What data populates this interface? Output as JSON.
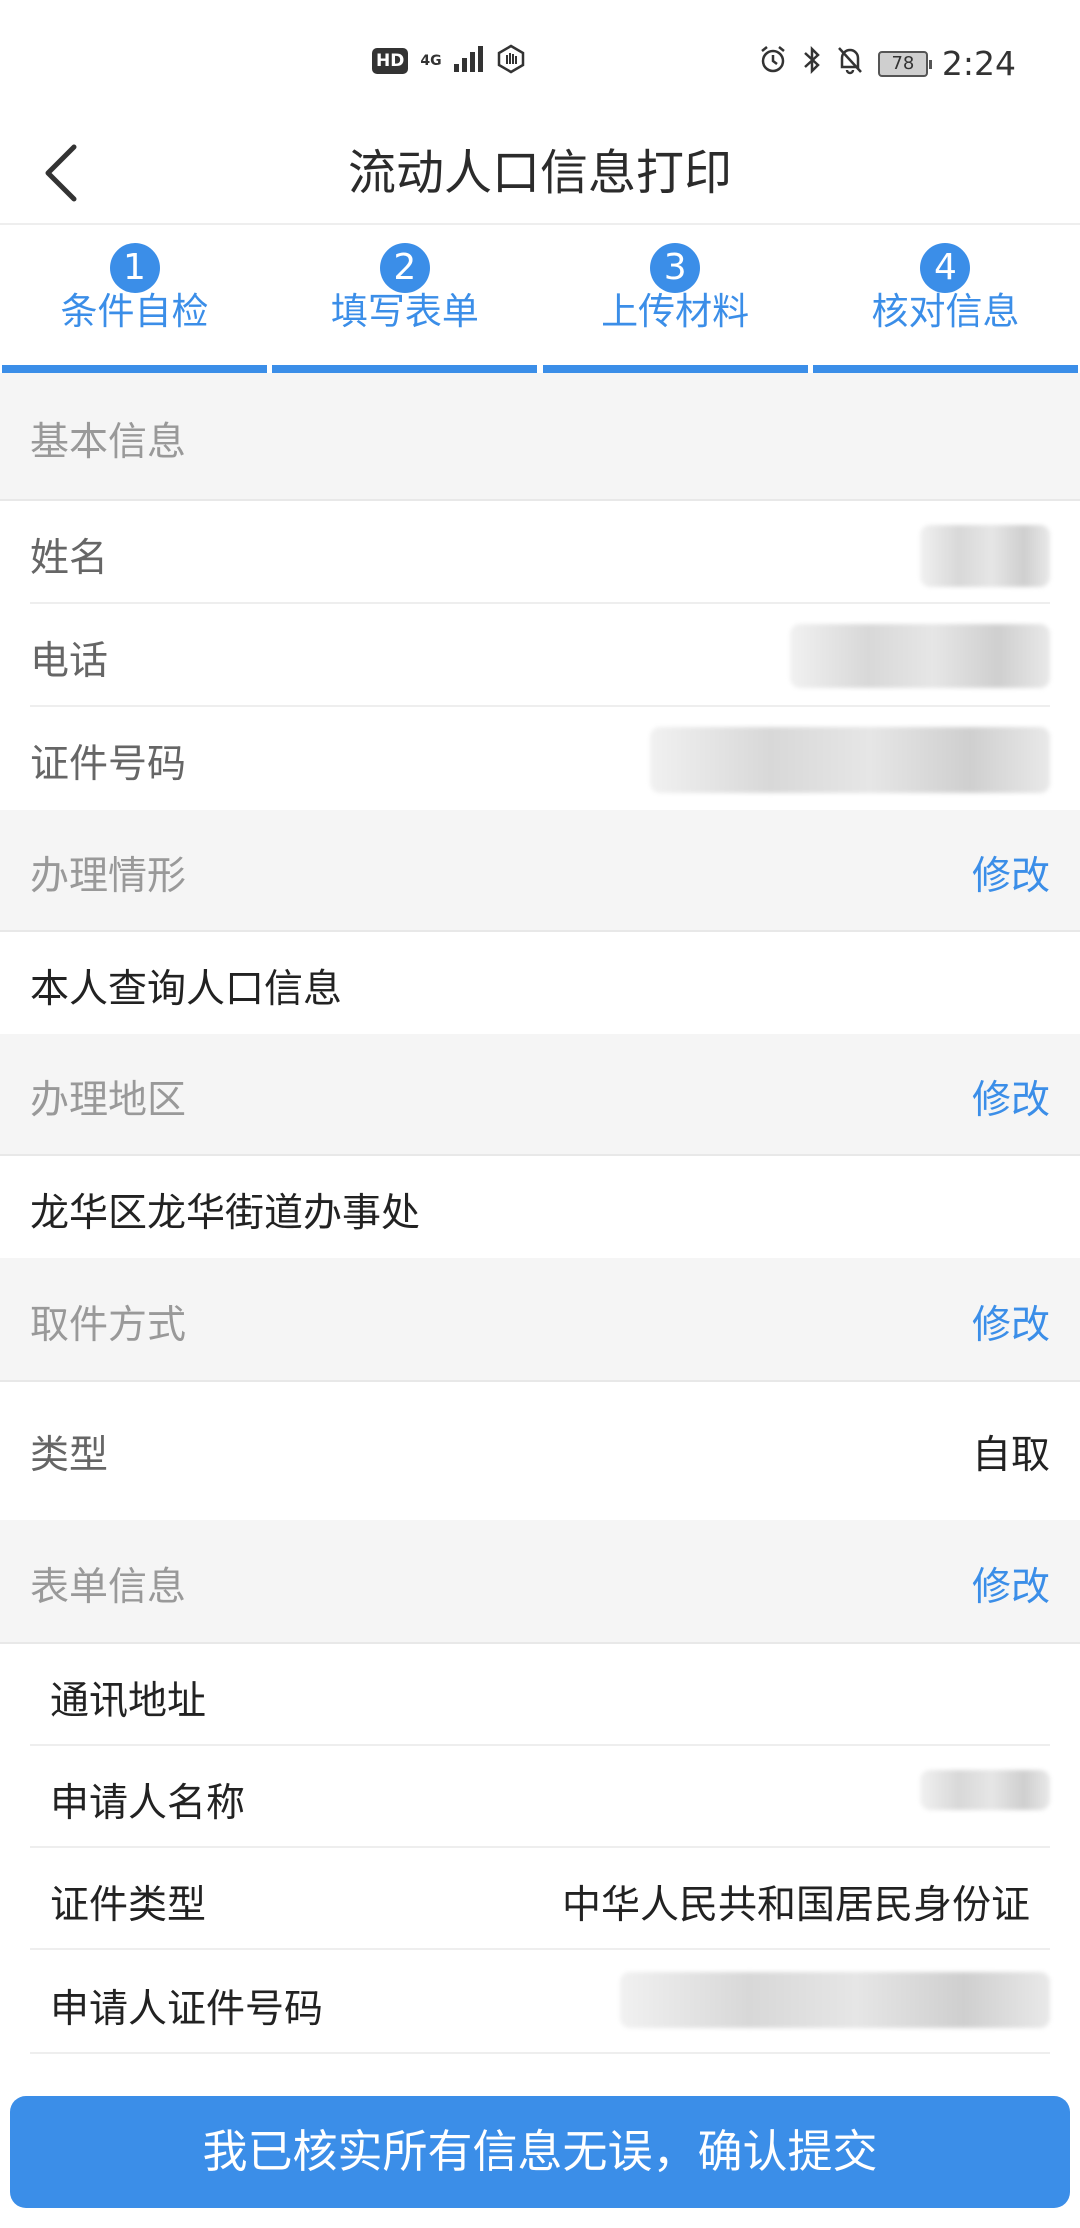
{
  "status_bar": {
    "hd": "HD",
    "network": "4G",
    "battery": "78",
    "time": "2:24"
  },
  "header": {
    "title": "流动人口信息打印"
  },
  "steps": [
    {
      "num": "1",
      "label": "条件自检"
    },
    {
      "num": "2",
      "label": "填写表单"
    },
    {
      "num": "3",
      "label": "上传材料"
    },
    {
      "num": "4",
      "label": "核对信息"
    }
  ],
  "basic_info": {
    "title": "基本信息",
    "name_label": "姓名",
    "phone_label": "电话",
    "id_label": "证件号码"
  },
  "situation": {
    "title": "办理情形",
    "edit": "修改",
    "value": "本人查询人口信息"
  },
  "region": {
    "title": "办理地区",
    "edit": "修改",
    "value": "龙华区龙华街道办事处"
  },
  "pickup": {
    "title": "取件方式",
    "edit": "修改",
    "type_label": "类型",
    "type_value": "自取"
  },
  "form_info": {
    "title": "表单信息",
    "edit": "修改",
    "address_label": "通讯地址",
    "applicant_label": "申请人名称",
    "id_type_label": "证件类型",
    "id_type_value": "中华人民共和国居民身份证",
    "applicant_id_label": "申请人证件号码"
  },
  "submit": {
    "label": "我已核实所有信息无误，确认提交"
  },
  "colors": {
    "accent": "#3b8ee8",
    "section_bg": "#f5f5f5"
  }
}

_ _ _ _

**Task prompt**. Extract the entries in full, exactly as they are, minus the pictures.

**The answer**.
What data populates this interface? Output as JSON.
{
  "status_bar": {
    "hd": "HD",
    "network": "4G",
    "battery": "78",
    "time": "2:24"
  },
  "header": {
    "title": "流动人口信息打印"
  },
  "steps": [
    {
      "num": "1",
      "label": "条件自检"
    },
    {
      "num": "2",
      "label": "填写表单"
    },
    {
      "num": "3",
      "label": "上传材料"
    },
    {
      "num": "4",
      "label": "核对信息"
    }
  ],
  "basic_info": {
    "title": "基本信息",
    "name_label": "姓名",
    "phone_label": "电话",
    "id_label": "证件号码"
  },
  "situation": {
    "title": "办理情形",
    "edit": "修改",
    "value": "本人查询人口信息"
  },
  "region": {
    "title": "办理地区",
    "edit": "修改",
    "value": "龙华区龙华街道办事处"
  },
  "pickup": {
    "title": "取件方式",
    "edit": "修改",
    "type_label": "类型",
    "type_value": "自取"
  },
  "form_info": {
    "title": "表单信息",
    "edit": "修改",
    "address_label": "通讯地址",
    "applicant_label": "申请人名称",
    "id_type_label": "证件类型",
    "id_type_value": "中华人民共和国居民身份证",
    "applicant_id_label": "申请人证件号码"
  },
  "submit": {
    "label": "我已核实所有信息无误，确认提交"
  },
  "colors": {
    "accent": "#3b8ee8",
    "section_bg": "#f5f5f5"
  }
}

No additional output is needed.